Exercise:
Search the material below for the string "JSON" and extract each line that has it.

Excerpt from a dataset:

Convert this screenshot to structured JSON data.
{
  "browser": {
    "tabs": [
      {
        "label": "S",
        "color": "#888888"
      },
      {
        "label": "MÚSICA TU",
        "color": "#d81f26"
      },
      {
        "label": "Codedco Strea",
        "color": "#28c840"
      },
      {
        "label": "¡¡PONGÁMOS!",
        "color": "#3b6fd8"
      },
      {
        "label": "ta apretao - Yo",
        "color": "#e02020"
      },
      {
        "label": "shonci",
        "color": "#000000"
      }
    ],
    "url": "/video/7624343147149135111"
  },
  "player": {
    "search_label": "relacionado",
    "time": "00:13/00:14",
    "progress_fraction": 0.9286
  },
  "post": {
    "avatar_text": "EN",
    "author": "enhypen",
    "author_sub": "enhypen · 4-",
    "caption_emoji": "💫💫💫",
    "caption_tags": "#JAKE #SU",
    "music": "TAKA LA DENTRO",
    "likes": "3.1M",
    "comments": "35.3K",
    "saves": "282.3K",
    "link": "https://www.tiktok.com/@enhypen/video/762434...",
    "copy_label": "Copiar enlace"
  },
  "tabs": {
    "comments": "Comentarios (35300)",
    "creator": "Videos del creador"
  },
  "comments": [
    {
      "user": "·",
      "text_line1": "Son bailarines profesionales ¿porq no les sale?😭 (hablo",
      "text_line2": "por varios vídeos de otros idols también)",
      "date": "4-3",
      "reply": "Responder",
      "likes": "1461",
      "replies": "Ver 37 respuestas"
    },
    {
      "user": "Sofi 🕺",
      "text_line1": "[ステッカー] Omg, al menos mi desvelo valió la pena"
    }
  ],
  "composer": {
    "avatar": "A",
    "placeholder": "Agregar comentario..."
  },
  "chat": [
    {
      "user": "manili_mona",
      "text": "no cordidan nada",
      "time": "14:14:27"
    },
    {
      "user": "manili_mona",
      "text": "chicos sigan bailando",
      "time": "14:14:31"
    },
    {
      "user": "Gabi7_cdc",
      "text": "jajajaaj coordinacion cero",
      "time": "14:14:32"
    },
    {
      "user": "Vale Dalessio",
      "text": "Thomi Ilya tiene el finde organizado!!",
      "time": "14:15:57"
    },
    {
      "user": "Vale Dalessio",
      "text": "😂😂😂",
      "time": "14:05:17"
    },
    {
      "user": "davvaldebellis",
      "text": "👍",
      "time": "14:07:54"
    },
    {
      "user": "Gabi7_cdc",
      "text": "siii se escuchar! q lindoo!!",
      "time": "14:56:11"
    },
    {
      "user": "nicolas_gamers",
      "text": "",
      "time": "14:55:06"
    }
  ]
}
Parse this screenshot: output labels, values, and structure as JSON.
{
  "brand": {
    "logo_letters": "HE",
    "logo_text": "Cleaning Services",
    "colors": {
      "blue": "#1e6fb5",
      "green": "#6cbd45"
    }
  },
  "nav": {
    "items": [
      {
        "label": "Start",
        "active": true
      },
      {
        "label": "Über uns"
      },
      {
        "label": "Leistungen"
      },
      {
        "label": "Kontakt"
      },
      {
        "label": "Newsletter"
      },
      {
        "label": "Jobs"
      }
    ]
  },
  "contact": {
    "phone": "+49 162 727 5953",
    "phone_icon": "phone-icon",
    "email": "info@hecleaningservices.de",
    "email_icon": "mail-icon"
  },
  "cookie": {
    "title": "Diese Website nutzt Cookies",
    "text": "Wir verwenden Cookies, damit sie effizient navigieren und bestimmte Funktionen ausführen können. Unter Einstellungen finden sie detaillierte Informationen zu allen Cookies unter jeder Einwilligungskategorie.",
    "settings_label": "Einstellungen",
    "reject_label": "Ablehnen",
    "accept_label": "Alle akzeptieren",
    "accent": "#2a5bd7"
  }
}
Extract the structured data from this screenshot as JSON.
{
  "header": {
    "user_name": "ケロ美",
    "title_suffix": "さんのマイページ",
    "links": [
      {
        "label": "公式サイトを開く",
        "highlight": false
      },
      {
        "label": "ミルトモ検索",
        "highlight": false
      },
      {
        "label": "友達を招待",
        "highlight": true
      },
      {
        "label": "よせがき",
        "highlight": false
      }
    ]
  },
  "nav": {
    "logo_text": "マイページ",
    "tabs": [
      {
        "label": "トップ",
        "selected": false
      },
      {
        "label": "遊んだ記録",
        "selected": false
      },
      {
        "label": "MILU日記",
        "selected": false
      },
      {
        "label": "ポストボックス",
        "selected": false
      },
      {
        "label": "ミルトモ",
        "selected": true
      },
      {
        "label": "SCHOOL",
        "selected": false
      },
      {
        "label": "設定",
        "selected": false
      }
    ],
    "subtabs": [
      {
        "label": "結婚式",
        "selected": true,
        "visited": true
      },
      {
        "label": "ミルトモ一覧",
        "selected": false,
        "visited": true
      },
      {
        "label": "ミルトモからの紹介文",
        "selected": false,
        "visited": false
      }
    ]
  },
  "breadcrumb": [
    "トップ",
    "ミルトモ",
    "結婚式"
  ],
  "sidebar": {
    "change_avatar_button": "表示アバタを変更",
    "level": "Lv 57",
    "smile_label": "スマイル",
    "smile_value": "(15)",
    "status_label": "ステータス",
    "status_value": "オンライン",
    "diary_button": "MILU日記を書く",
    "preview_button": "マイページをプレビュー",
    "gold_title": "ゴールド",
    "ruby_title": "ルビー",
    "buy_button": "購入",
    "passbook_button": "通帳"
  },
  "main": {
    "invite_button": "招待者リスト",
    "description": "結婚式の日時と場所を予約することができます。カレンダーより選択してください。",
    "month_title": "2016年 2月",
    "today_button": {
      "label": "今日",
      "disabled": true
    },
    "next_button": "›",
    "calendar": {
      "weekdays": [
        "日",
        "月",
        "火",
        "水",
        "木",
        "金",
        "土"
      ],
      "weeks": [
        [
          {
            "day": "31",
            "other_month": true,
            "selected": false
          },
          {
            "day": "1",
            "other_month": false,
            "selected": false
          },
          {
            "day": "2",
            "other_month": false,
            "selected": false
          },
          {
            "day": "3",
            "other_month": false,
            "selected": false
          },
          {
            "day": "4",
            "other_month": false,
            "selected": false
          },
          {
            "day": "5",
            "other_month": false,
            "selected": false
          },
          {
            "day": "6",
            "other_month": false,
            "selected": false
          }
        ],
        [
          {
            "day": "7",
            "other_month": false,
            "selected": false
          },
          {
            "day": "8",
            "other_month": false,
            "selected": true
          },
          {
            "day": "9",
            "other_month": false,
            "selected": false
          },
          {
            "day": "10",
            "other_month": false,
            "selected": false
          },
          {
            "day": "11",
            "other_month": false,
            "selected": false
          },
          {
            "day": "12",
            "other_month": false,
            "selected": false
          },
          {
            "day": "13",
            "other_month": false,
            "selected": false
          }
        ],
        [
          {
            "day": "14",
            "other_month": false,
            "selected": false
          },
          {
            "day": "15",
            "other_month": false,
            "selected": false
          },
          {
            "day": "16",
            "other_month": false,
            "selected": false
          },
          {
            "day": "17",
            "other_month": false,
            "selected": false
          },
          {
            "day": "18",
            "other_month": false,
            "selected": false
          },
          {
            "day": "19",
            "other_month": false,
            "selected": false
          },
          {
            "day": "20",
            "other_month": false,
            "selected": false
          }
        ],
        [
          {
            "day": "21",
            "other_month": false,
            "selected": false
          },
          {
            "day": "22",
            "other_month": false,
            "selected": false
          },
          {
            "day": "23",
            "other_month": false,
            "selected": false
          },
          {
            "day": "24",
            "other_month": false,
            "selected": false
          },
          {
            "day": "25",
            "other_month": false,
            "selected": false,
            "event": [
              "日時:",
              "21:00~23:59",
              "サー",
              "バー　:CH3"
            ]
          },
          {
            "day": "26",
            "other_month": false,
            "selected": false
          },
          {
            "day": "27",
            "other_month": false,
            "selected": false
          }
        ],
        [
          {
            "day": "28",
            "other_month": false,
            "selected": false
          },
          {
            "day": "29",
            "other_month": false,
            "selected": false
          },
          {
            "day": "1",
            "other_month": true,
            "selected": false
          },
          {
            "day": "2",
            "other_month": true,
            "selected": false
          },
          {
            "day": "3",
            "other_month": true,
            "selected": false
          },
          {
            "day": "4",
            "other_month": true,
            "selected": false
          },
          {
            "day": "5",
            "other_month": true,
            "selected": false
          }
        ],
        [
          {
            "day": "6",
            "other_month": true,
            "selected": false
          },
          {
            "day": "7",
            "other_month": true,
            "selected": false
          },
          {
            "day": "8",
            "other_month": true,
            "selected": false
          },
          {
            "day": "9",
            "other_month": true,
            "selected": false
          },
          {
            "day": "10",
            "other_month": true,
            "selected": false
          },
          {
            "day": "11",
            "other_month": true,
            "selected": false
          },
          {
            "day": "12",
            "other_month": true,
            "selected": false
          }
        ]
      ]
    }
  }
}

Result of this task:
Convert this screenshot to structured JSON data.
Parse this screenshot: output labels, values, and structure as JSON.
Extract the structured data from this screenshot as JSON.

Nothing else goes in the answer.